/---

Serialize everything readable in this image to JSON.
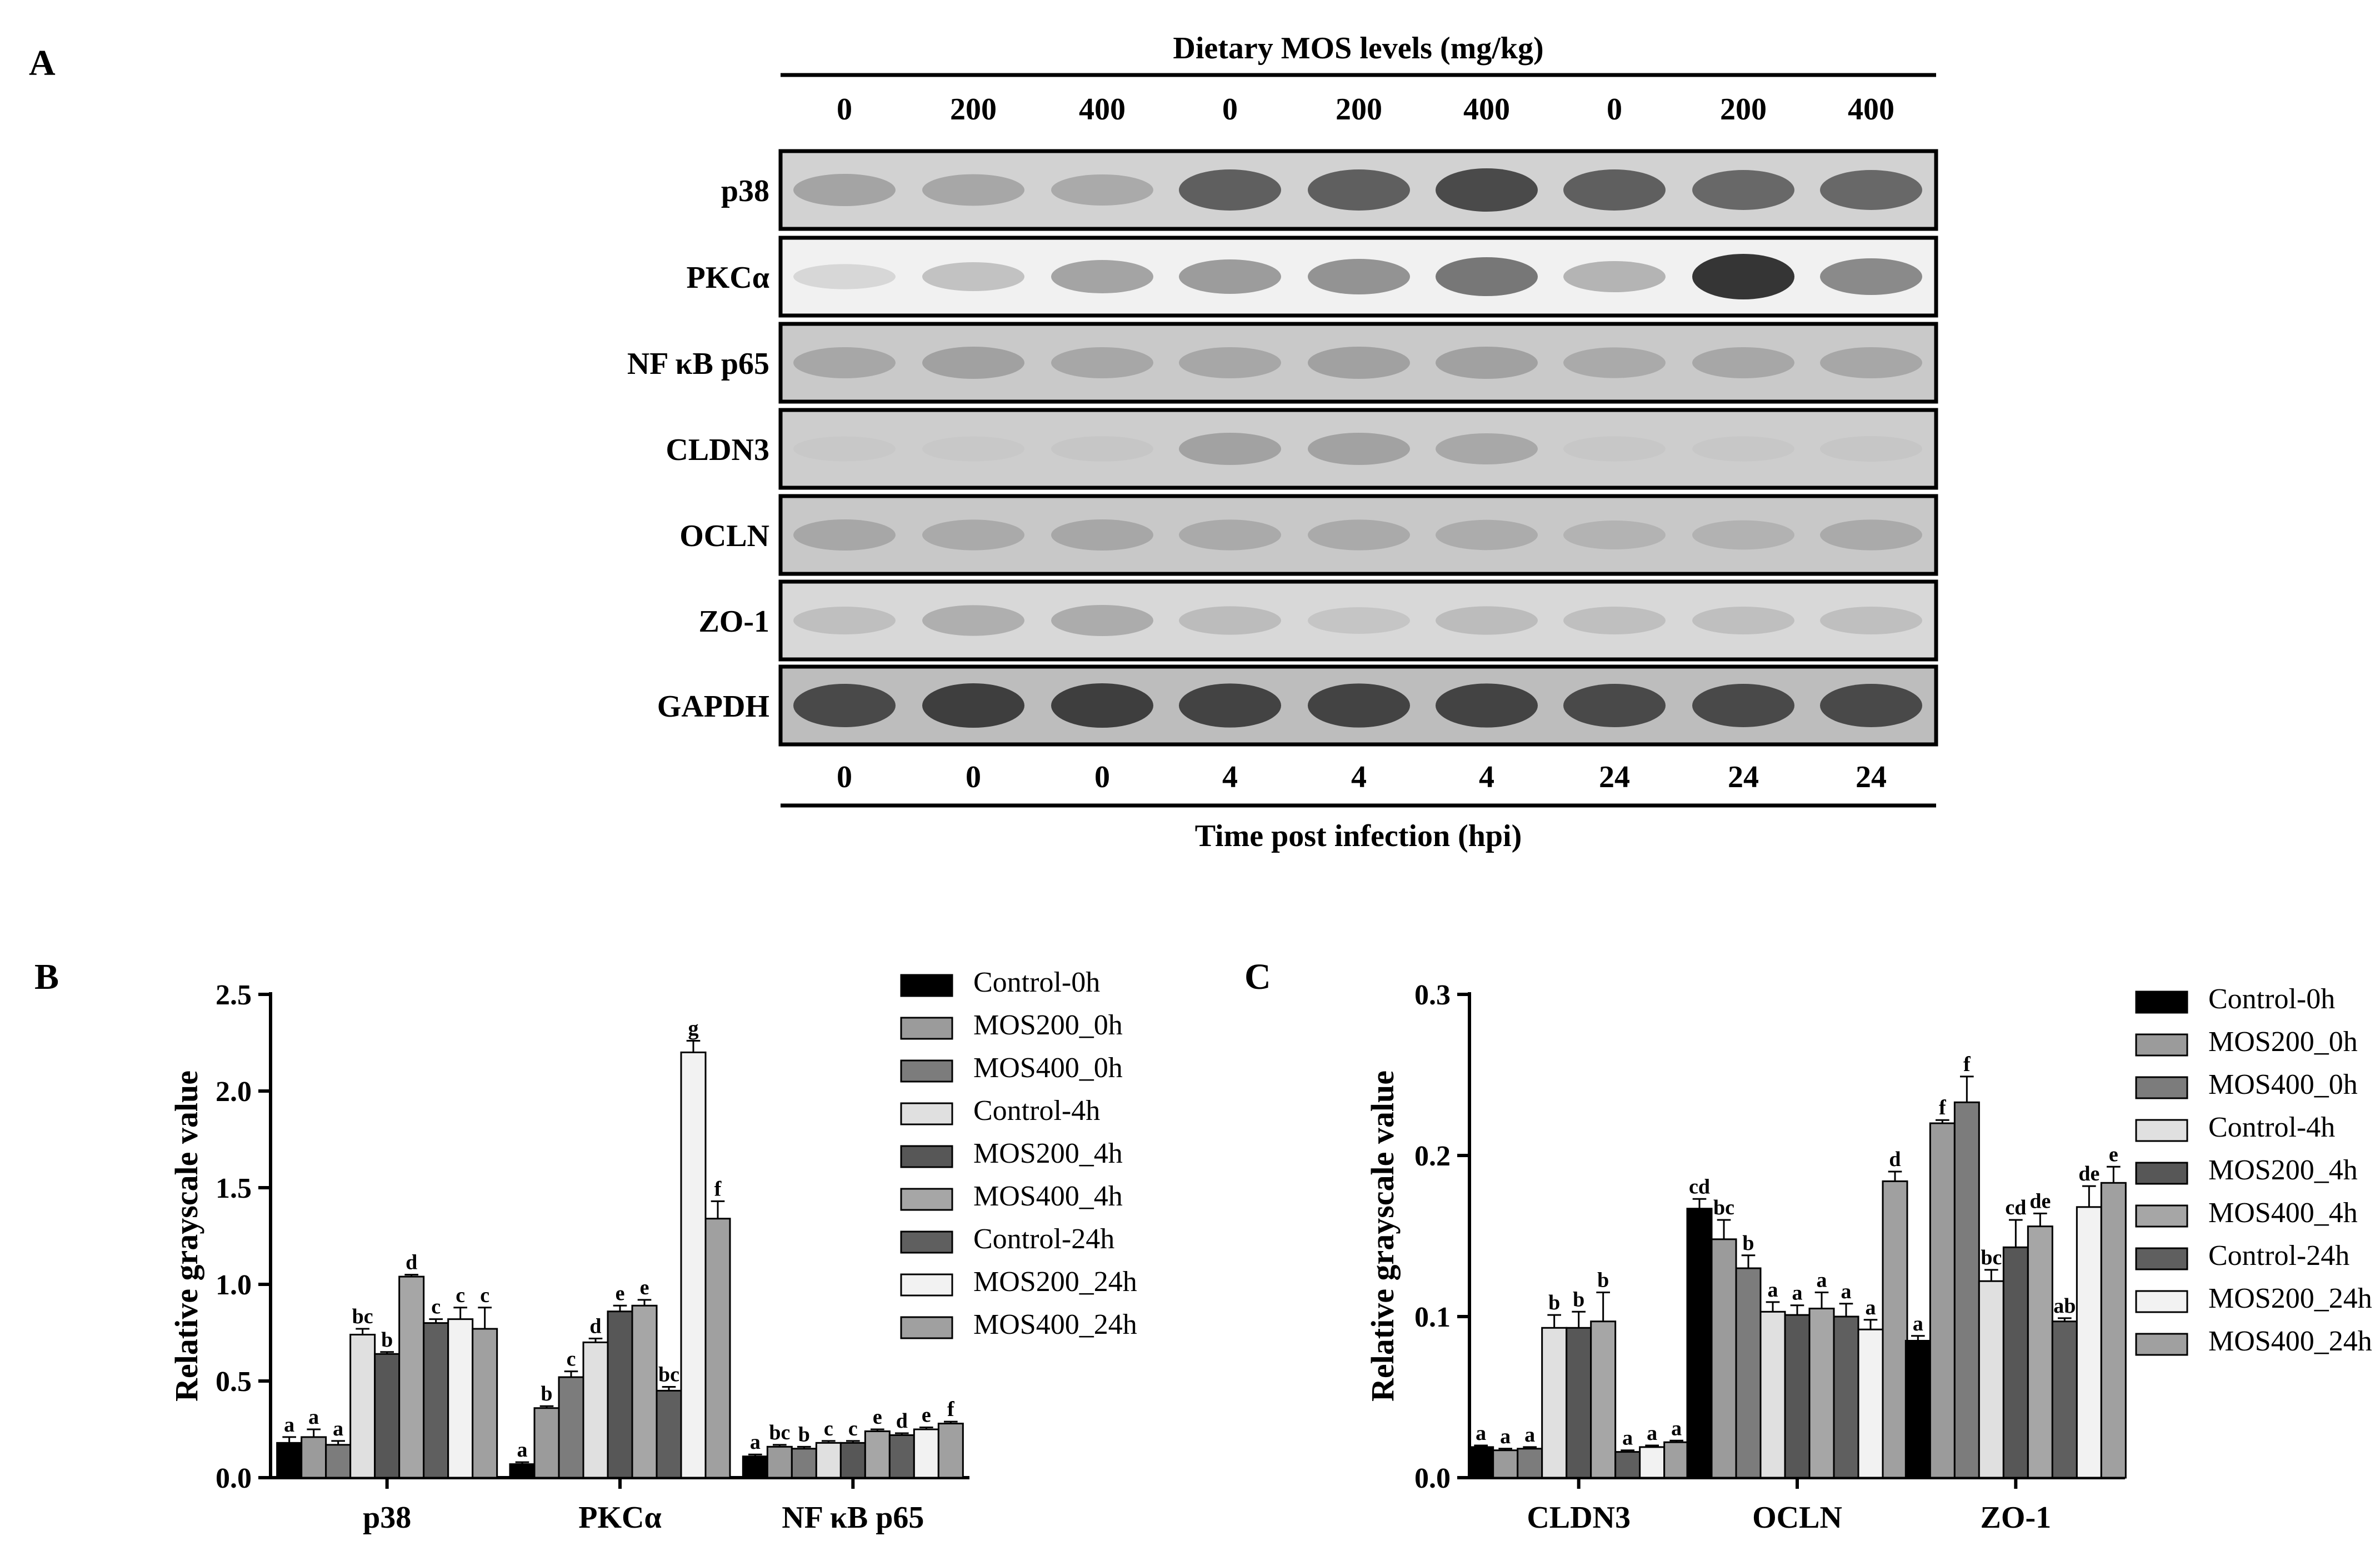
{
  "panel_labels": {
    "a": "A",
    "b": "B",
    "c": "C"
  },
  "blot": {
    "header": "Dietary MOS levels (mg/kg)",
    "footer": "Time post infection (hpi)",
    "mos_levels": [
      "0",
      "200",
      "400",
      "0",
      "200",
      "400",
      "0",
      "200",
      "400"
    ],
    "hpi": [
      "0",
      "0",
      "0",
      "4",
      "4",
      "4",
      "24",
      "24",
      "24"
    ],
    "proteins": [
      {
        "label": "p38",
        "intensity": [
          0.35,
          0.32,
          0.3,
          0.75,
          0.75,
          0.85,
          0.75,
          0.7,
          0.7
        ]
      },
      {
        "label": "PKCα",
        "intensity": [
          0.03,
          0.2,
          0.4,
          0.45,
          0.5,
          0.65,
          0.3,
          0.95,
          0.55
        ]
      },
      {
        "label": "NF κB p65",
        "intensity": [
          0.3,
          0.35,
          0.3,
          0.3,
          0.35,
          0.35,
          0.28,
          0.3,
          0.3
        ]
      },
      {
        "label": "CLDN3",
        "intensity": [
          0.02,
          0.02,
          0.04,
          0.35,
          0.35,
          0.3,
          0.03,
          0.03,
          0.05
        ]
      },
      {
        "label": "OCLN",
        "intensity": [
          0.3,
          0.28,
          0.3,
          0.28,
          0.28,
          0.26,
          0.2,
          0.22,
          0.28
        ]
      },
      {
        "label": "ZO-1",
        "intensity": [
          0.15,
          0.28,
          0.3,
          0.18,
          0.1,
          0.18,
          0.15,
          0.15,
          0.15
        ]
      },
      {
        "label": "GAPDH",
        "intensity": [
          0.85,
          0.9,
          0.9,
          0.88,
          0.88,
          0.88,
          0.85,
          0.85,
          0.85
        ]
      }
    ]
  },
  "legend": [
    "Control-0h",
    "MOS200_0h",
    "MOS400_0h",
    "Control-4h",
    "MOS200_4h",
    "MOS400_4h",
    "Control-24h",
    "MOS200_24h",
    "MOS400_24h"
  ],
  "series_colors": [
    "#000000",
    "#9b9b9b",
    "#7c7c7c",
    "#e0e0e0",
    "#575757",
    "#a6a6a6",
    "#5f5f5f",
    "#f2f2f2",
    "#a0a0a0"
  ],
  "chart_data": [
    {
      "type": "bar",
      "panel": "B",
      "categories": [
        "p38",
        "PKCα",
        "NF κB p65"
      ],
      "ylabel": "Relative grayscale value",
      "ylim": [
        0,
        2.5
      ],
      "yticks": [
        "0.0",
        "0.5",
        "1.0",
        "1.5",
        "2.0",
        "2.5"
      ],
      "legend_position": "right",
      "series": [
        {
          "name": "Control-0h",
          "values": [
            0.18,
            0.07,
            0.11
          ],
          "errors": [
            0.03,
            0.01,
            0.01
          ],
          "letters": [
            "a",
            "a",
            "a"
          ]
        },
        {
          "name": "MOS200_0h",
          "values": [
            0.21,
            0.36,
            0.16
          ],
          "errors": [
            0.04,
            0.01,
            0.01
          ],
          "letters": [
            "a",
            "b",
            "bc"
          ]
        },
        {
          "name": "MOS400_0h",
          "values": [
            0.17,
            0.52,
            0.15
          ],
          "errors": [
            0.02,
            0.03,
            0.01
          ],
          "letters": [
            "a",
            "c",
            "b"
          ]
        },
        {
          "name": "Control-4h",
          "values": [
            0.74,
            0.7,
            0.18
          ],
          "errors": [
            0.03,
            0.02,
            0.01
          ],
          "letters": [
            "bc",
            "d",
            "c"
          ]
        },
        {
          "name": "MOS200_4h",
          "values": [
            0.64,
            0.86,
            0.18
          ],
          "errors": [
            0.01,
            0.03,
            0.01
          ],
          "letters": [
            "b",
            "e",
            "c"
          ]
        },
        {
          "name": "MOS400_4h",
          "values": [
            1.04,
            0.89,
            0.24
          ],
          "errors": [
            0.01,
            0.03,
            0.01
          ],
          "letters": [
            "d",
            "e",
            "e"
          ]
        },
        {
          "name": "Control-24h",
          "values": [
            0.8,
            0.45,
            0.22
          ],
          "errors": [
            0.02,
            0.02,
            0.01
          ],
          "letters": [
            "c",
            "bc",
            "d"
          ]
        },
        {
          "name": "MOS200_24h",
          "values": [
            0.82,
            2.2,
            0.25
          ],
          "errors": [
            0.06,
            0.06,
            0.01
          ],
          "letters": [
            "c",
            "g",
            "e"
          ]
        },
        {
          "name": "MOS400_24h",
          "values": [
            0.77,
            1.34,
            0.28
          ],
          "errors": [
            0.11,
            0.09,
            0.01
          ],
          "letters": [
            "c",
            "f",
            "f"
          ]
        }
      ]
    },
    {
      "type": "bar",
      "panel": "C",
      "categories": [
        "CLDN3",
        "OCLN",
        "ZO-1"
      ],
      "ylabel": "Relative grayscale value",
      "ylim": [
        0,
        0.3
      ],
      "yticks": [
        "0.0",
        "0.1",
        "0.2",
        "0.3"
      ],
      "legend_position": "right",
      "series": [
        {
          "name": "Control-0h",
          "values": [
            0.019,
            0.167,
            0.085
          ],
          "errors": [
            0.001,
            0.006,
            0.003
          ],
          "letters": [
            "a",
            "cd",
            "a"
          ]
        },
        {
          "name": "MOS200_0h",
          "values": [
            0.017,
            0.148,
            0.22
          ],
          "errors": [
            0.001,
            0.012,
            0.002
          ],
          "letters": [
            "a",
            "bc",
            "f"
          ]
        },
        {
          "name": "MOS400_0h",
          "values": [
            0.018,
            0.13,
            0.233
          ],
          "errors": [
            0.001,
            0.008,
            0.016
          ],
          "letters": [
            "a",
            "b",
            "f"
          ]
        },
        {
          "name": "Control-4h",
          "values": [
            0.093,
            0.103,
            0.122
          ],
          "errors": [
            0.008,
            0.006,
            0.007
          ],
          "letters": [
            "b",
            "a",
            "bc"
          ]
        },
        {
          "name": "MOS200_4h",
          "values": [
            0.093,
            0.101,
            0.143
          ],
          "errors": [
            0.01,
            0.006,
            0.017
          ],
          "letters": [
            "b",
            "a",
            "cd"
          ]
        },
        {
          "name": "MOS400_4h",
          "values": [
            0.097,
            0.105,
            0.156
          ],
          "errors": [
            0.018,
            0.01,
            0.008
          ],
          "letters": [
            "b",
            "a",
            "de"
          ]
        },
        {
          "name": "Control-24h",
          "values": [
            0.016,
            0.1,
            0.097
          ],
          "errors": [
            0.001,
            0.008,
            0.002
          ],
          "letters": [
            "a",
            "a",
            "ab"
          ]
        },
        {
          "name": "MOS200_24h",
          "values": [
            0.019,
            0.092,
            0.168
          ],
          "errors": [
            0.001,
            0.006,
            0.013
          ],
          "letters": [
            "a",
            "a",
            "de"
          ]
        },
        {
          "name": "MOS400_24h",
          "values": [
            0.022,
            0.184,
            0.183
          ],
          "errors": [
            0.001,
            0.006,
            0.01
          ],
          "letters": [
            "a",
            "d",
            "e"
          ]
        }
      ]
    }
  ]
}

\---
/---

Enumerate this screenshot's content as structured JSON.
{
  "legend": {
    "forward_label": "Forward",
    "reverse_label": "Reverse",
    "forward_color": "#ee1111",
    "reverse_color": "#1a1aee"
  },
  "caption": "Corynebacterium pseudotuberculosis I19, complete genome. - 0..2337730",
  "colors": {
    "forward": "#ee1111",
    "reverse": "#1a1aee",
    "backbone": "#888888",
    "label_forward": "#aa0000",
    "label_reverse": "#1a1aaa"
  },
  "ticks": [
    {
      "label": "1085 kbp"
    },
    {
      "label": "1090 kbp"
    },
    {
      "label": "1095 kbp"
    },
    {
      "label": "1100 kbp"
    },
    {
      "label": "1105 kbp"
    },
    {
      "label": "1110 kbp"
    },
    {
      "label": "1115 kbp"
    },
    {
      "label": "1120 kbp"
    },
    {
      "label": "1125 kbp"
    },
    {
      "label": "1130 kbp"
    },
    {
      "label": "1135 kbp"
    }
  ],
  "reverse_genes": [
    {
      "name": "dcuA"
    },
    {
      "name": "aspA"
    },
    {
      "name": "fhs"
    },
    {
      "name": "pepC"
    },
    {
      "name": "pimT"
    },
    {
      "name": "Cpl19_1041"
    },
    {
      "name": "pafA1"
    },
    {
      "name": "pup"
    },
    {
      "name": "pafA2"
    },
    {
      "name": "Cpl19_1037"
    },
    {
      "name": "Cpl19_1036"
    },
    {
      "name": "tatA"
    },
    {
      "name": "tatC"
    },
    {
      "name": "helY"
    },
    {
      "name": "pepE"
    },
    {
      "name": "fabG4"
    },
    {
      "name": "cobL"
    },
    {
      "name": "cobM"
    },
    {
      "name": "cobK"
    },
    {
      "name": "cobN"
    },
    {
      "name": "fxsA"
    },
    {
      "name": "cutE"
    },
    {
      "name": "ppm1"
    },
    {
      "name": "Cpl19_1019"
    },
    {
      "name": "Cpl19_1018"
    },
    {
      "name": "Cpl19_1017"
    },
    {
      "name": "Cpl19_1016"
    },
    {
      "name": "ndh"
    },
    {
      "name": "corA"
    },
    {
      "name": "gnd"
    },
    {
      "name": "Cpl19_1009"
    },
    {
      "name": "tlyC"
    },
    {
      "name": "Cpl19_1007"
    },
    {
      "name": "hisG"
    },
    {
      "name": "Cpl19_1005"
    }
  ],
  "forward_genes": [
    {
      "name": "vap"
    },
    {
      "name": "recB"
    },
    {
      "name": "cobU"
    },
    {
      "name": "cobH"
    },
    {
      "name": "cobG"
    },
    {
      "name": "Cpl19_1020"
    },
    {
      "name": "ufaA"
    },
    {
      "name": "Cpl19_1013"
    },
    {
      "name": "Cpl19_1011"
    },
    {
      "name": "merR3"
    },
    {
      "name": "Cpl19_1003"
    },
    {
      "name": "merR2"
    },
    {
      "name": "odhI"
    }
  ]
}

\---

Search the listing above for the string "JSON" and return each line it appears on.

Exercise answer ▸
Serialize everything readable in this image to JSON.
Enumerate this screenshot's content as structured JSON.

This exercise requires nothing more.